> **Task requirements**:
Reproduce, unchanged, every line from the one containing "chevron-right-icon[interactable]: › — [166, 129, 171, 144]" down to the one containing "plus-circle-icon: + — [237, 241, 246, 250]", including both of those lines.

[Image-based layout entries]
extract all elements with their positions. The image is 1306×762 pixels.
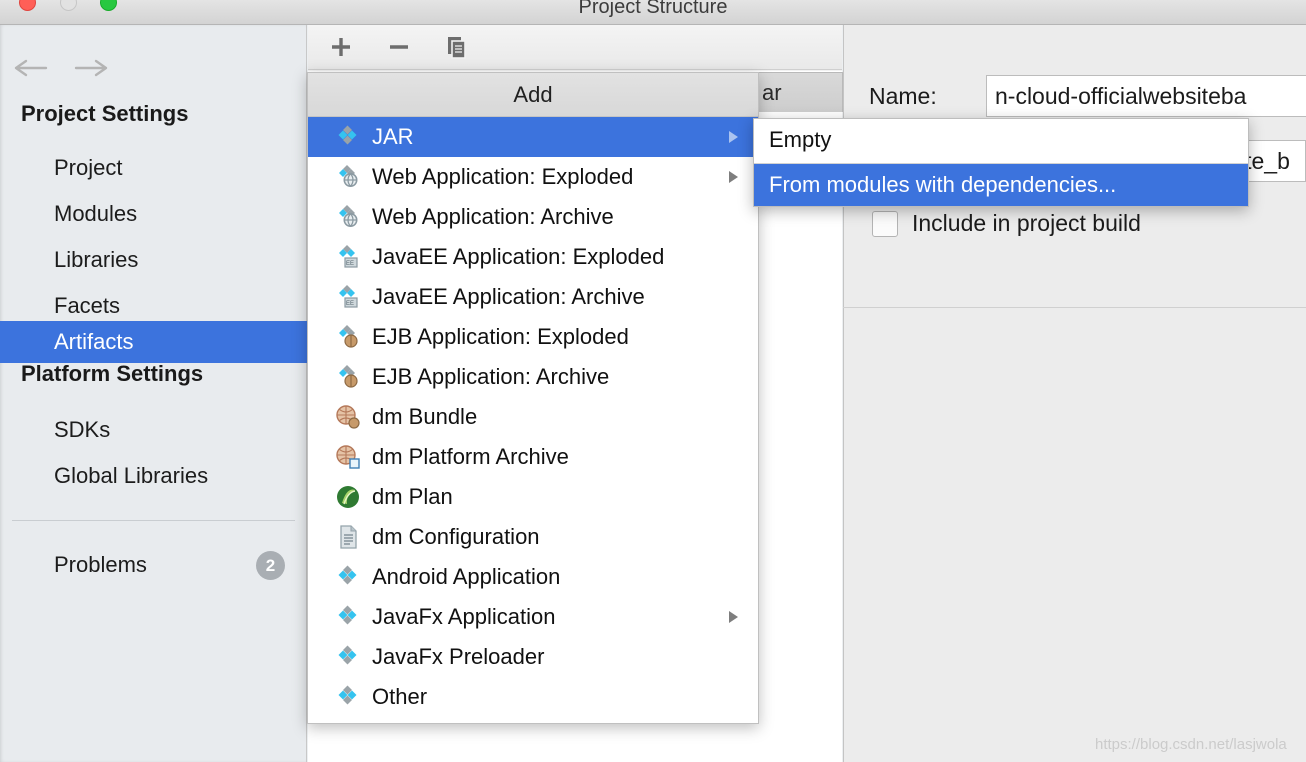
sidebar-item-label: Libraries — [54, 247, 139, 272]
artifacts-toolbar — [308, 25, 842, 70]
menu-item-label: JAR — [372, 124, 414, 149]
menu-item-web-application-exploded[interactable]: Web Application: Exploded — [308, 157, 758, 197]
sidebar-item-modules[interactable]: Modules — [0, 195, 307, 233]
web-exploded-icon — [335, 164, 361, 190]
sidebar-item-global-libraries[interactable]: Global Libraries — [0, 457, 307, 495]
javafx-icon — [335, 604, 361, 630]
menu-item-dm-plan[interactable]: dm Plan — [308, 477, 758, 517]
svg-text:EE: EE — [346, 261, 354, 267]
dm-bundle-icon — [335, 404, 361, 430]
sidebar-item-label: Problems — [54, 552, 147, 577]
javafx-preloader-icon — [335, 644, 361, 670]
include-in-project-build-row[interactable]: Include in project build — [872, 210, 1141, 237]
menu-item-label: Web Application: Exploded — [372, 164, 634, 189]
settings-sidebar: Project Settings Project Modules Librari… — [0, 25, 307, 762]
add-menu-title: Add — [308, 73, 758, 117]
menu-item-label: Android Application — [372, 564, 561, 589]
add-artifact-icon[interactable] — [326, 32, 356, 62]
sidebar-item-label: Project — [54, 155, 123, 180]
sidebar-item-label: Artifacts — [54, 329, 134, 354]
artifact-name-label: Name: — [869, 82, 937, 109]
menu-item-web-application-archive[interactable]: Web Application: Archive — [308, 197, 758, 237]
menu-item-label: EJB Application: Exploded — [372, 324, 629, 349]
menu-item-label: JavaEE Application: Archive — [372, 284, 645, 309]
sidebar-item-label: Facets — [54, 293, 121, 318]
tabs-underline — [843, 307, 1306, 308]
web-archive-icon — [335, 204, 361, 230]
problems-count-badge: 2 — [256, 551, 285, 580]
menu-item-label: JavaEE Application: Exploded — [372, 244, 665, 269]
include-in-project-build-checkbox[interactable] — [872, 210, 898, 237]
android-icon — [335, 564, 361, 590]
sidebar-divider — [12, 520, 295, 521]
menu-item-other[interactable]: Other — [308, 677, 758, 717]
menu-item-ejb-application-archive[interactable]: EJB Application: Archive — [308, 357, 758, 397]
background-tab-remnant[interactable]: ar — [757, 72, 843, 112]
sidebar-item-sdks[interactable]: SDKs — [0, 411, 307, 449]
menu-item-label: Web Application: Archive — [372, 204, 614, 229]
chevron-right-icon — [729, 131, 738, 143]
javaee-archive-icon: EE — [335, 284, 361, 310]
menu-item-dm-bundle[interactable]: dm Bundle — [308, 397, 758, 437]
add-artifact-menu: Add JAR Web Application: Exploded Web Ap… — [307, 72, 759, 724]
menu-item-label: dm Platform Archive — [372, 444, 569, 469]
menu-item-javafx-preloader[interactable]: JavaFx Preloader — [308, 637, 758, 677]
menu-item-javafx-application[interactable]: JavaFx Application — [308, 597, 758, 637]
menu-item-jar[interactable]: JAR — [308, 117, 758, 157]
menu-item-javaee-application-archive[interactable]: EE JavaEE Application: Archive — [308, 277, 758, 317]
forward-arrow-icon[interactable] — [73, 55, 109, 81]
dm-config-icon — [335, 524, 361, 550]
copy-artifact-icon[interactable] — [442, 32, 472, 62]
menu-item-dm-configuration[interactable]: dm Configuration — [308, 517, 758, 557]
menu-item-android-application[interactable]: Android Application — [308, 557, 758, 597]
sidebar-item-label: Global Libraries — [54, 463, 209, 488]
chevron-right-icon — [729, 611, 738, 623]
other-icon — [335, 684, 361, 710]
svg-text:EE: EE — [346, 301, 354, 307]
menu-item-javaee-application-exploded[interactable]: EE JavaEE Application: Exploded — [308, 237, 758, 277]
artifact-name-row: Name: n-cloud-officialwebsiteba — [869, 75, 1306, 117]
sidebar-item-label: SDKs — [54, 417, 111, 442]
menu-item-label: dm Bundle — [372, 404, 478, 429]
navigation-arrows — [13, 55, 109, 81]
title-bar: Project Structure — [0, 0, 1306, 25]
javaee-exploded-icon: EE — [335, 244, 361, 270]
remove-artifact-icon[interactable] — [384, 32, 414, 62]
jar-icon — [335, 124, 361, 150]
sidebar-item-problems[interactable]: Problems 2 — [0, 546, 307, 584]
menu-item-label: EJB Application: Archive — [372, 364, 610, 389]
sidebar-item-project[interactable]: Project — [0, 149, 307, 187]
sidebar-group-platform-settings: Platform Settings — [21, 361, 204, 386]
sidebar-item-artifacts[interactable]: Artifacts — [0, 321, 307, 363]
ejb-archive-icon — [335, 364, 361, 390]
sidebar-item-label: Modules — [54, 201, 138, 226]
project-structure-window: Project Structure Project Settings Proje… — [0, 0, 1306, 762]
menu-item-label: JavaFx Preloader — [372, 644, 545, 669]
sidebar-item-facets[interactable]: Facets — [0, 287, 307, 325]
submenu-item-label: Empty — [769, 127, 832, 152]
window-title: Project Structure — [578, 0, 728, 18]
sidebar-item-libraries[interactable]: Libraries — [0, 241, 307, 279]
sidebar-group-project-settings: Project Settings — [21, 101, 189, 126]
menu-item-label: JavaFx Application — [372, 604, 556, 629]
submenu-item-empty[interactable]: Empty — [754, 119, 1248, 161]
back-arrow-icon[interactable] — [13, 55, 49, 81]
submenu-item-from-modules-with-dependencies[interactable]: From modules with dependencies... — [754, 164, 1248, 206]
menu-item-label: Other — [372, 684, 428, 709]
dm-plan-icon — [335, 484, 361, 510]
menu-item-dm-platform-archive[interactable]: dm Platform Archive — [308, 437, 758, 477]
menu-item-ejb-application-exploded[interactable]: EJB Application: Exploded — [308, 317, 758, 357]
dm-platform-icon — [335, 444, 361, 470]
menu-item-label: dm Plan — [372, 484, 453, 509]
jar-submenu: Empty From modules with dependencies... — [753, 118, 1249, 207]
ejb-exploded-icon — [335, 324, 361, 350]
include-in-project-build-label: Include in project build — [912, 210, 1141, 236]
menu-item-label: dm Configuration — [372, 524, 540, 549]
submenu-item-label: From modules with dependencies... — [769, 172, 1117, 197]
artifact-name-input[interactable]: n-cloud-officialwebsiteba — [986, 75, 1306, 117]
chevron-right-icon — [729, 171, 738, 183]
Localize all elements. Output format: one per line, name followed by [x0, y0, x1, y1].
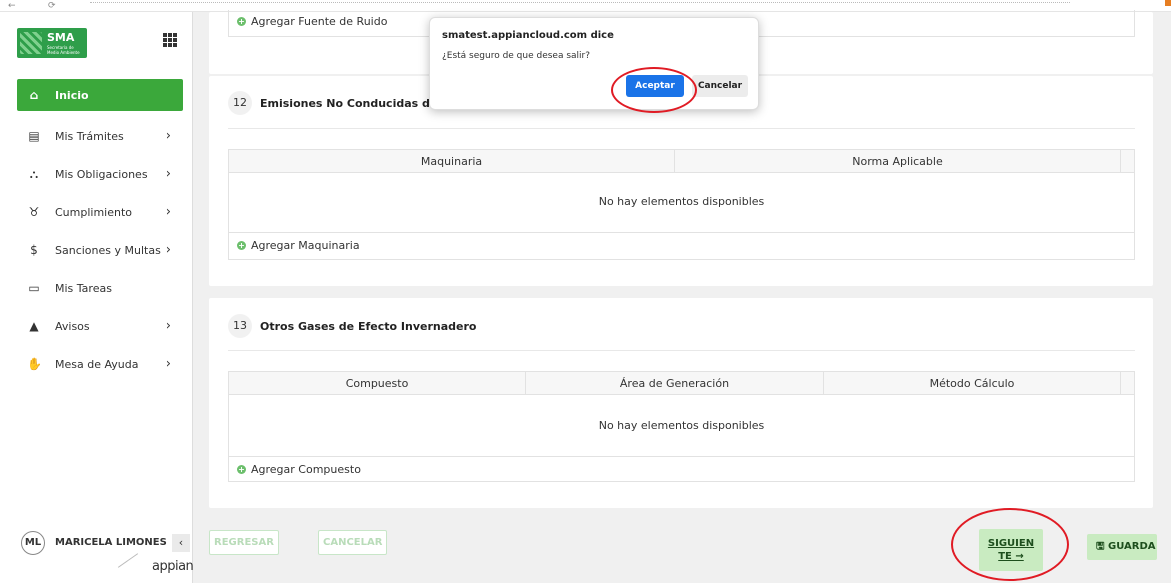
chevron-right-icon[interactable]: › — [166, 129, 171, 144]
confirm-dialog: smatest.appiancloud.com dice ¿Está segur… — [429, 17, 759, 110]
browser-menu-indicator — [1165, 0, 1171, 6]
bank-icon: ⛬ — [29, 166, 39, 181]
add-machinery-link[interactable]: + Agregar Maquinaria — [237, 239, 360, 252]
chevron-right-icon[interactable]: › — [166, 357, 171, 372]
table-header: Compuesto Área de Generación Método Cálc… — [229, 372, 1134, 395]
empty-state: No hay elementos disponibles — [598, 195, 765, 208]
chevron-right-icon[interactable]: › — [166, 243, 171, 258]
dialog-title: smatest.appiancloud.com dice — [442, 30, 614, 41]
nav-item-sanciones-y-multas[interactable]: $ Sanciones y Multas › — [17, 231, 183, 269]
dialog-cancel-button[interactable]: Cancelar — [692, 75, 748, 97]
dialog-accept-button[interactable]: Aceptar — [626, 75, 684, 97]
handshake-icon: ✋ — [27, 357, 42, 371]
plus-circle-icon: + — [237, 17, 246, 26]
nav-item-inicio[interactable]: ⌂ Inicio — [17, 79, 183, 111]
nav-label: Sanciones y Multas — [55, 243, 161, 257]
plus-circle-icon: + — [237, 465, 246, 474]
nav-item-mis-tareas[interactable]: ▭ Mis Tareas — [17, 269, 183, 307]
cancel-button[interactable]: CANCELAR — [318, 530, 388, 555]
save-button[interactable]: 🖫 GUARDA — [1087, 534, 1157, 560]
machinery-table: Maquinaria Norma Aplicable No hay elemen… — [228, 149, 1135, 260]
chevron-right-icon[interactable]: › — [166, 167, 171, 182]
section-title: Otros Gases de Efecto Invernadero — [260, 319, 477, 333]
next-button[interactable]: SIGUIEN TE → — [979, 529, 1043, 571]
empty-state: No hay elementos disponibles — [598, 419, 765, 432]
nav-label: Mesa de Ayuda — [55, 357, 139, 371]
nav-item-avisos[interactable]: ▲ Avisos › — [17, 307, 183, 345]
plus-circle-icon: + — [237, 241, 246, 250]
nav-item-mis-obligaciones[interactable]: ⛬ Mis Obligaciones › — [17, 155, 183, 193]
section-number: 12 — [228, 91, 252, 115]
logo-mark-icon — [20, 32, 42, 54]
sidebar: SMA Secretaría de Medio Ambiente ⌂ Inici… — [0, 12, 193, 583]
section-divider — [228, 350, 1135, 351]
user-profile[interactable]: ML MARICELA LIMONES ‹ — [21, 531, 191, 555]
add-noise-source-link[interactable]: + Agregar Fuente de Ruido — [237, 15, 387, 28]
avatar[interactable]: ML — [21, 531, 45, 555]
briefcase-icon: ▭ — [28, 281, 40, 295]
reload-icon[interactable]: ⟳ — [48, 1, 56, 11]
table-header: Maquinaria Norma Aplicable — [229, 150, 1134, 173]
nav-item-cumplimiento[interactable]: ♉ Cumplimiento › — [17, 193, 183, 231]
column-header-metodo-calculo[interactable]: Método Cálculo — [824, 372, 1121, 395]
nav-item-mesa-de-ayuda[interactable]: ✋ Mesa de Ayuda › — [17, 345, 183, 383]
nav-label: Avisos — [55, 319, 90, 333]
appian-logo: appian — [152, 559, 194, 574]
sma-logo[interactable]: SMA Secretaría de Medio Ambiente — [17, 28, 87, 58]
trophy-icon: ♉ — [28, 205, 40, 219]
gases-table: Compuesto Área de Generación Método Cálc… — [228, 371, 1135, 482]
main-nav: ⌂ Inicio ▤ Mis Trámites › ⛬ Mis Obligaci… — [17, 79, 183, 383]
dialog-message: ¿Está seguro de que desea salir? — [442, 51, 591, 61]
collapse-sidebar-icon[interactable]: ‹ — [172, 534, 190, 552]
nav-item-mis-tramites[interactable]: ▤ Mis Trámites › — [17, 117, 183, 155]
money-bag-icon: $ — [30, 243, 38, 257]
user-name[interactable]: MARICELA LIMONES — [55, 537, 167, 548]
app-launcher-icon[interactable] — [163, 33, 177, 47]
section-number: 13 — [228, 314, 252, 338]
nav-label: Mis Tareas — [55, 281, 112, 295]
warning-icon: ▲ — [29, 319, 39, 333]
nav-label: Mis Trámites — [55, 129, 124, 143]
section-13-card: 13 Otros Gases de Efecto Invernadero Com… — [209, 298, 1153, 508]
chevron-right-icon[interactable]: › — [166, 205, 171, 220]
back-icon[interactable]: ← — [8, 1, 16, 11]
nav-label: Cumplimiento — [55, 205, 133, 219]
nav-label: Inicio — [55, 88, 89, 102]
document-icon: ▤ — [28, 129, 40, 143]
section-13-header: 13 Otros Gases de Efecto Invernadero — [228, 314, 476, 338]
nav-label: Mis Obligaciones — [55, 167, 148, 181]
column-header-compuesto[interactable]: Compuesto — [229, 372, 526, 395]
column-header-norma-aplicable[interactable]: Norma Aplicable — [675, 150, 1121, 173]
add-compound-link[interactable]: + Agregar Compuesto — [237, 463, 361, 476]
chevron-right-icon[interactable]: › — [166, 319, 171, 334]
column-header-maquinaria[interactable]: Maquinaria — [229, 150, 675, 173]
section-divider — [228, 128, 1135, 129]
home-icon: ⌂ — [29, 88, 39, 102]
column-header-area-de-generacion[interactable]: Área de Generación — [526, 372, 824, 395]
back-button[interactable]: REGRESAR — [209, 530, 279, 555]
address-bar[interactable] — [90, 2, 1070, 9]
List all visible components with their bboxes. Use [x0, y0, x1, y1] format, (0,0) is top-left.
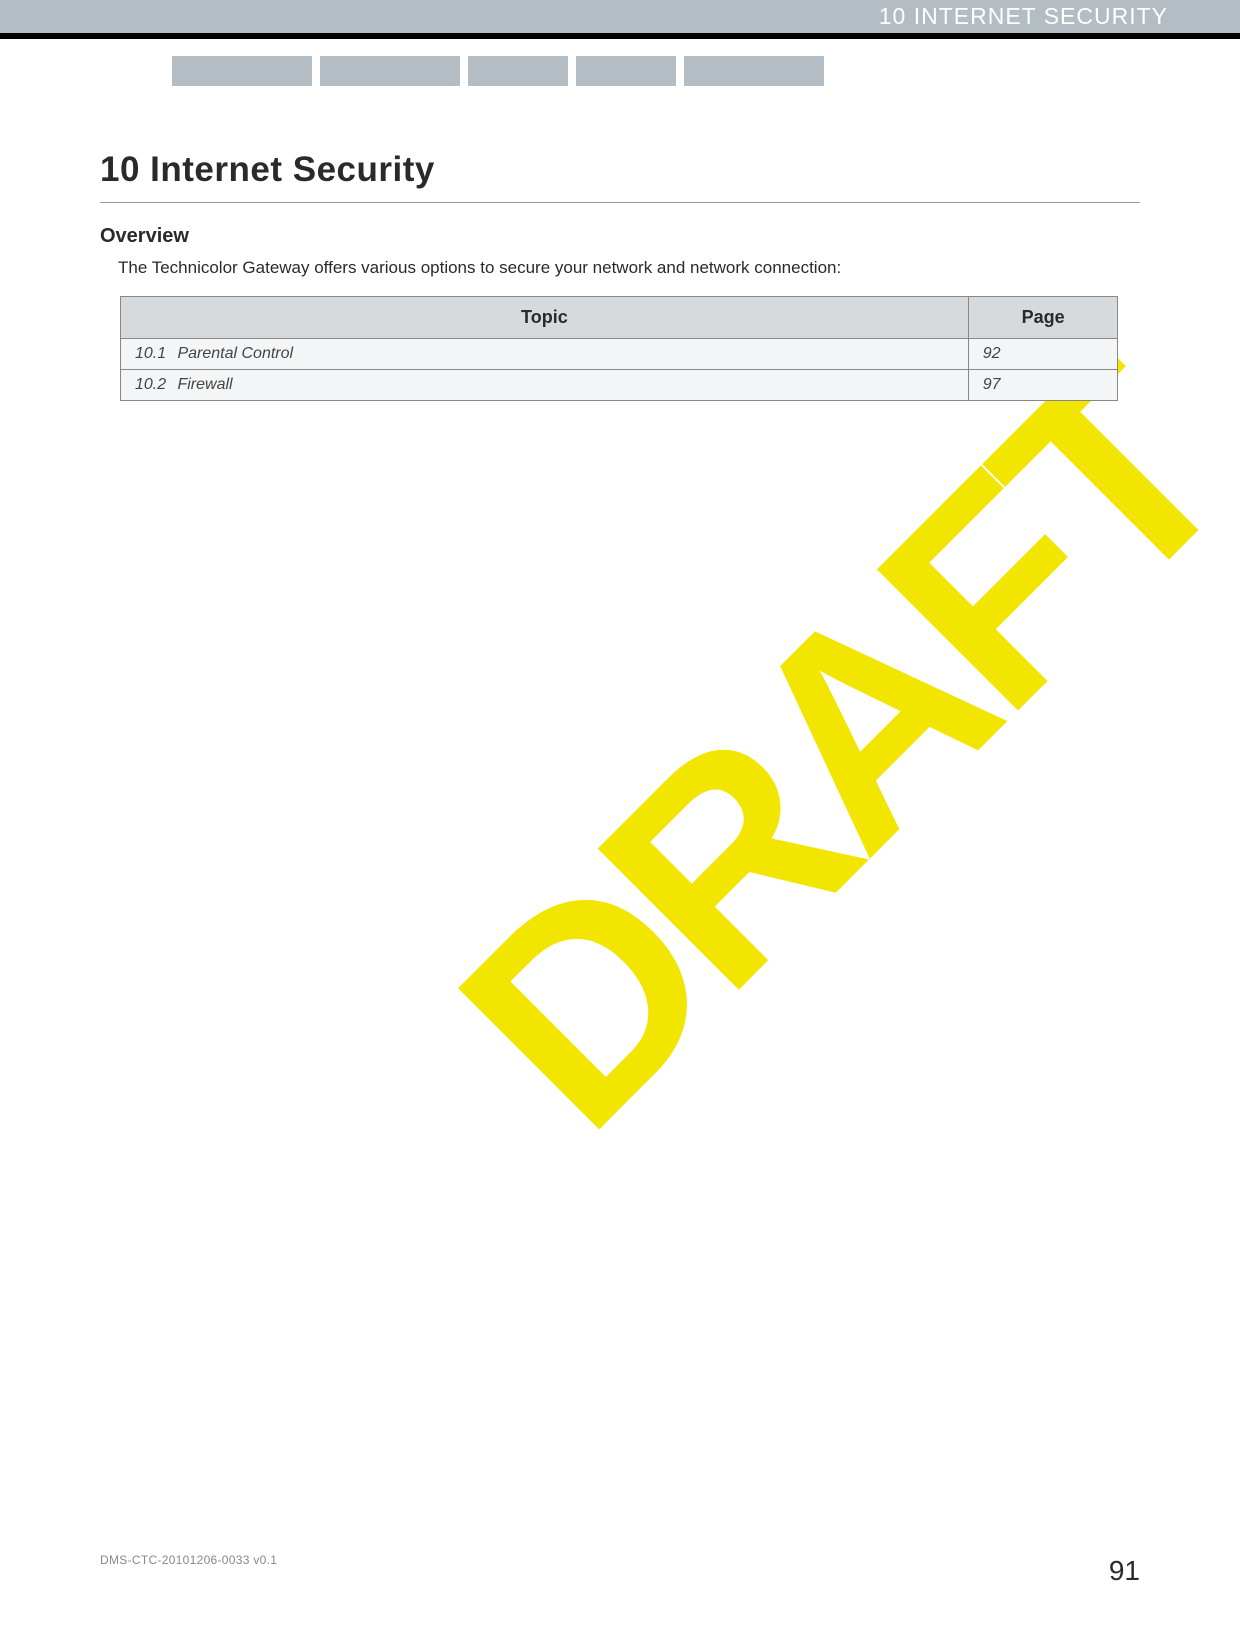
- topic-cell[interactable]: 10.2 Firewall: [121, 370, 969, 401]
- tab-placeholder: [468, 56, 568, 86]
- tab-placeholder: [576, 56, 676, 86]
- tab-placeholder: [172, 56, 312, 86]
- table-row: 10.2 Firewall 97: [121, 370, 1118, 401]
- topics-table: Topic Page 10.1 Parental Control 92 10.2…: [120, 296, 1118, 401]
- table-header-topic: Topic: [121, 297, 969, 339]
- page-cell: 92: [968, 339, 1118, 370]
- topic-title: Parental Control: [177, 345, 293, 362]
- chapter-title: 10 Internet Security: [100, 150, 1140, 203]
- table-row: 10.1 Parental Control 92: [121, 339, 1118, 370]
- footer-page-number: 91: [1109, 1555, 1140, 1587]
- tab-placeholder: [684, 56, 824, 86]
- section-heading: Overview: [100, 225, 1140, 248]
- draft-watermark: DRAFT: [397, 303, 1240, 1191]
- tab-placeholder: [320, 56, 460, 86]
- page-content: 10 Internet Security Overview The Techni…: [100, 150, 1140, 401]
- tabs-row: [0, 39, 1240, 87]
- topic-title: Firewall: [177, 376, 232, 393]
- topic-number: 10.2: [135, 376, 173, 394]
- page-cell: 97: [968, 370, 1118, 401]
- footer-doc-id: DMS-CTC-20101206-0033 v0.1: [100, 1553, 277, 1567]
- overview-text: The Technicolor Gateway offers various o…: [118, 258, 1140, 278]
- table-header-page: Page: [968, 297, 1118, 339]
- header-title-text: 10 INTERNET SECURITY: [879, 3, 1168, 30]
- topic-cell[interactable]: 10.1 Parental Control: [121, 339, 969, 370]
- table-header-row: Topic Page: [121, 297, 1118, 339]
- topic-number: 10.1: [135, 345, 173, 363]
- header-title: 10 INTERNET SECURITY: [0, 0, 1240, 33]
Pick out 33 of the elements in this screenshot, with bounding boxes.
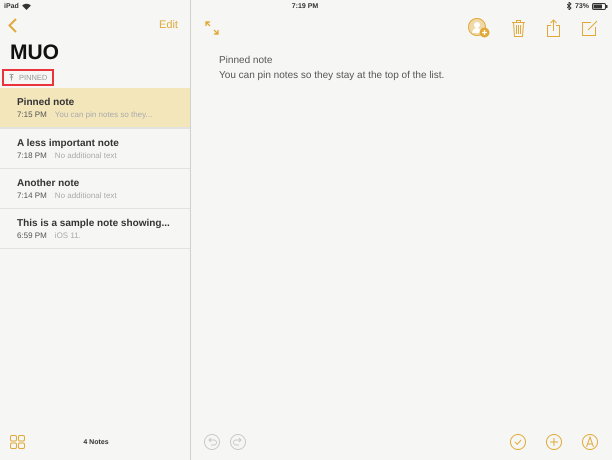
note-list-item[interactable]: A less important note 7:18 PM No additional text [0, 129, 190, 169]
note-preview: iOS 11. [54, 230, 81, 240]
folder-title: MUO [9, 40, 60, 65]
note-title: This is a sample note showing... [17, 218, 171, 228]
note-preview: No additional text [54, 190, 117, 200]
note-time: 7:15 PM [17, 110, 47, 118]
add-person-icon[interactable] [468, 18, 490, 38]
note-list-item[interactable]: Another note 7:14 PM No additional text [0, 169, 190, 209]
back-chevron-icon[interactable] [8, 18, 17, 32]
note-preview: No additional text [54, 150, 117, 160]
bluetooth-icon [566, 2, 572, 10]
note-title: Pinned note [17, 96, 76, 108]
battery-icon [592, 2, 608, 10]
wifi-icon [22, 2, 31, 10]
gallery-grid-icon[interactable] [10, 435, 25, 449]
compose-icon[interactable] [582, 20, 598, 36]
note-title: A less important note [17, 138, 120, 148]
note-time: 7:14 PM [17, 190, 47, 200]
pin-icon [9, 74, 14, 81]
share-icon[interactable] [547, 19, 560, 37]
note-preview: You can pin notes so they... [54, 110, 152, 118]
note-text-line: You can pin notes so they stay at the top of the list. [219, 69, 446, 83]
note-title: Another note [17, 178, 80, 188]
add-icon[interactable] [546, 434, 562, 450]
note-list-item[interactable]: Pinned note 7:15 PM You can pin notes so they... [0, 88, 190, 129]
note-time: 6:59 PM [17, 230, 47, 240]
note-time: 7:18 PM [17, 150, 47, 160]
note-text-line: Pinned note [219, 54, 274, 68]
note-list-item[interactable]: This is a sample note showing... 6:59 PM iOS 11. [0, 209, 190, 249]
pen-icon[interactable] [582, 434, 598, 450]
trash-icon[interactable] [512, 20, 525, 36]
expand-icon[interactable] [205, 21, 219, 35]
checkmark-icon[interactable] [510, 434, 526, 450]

> **Solution**:
chevron-right-icon[interactable]: › — [166, 129, 171, 144]
confirm-dialog: smatest.appiancloud.com dice ¿Está segur… — [429, 17, 759, 110]
browser-menu-indicator — [1165, 0, 1171, 6]
bank-icon: ⛬ — [29, 166, 39, 181]
add-machinery-link[interactable]: + Agregar Maquinaria — [237, 239, 360, 252]
chevron-right-icon[interactable]: › — [166, 357, 171, 372]
table-header: Compuesto Área de Generación Método Cálc… — [229, 372, 1134, 395]
empty-state: No hay elementos disponibles — [598, 195, 765, 208]
chevron-right-icon[interactable]: › — [166, 243, 171, 258]
dialog-title: smatest.appiancloud.com dice — [442, 30, 614, 41]
nav-item-sanciones-y-multas[interactable]: $ Sanciones y Multas › — [17, 231, 183, 269]
dialog-cancel-button[interactable]: Cancelar — [692, 75, 748, 97]
dialog-accept-button[interactable]: Aceptar — [626, 75, 684, 97]
handshake-icon: ✋ — [27, 357, 42, 371]
plus-circle-icon: + — [237, 17, 246, 26]
nav-item-inicio[interactable]: ⌂ Inicio — [17, 79, 183, 111]
nav-label: Sanciones y Multas — [55, 243, 161, 257]
plus-circle-icon: + — [237, 465, 246, 474]
nav-item-mis-tareas[interactable]: ▭ Mis Tareas — [17, 269, 183, 307]
cancel-button[interactable]: CANCELAR — [318, 530, 388, 555]
save-button[interactable]: 🖫 GUARDA — [1087, 534, 1157, 560]
machinery-table: Maquinaria Norma Aplicable No hay elemen… — [228, 149, 1135, 260]
chevron-right-icon[interactable]: › — [166, 167, 171, 182]
section-title: Otros Gases de Efecto Invernadero — [260, 319, 477, 333]
next-button[interactable]: SIGUIEN TE → — [979, 529, 1043, 571]
empty-state: No hay elementos disponibles — [598, 419, 765, 432]
nav-label: Mesa de Ayuda — [55, 357, 139, 371]
nav-item-avisos[interactable]: ▲ Avisos › — [17, 307, 183, 345]
plus-circle-icon: + — [237, 241, 246, 250]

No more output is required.